**SUPPLIED ENTRIES:**
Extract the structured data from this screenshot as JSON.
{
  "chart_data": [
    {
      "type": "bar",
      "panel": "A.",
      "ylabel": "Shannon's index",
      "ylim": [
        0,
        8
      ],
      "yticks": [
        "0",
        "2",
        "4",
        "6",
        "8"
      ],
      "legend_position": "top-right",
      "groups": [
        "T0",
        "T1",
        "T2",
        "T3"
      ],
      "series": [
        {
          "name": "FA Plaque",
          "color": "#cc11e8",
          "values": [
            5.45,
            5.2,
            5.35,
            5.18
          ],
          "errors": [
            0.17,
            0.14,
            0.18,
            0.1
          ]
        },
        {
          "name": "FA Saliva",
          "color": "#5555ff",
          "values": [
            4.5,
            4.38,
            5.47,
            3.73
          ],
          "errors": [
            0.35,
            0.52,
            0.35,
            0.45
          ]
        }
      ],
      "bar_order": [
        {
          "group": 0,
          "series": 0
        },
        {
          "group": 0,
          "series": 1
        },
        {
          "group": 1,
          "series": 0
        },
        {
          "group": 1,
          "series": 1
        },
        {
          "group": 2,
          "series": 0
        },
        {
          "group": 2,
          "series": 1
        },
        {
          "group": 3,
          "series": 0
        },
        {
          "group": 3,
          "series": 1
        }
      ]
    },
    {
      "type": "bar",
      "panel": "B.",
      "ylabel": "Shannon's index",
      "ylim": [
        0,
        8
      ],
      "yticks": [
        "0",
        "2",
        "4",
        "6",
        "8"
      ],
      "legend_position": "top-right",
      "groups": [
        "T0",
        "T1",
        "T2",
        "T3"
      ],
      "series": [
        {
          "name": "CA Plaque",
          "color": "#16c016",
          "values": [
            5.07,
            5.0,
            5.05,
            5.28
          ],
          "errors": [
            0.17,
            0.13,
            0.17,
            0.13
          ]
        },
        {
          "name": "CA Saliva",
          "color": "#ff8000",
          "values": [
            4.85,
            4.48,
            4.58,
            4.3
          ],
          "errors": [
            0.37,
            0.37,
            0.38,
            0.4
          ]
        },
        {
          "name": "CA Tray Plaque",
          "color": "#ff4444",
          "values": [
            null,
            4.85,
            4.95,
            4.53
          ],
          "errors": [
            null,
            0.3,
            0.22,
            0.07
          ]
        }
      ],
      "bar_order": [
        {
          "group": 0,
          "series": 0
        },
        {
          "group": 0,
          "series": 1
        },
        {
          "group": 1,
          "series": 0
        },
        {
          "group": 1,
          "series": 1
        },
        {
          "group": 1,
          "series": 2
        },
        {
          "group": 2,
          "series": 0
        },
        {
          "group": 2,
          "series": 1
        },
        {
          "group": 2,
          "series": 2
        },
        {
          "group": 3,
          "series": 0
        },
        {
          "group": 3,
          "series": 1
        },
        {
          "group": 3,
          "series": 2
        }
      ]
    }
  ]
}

**GOAL:** In the listing, find every line containing the word "Plaque" and list it.

**ANSWER FOR THE TASK:**
          "name": "FA Plaque",
          "name": "CA Plaque",
          "name": "CA Tray Plaque",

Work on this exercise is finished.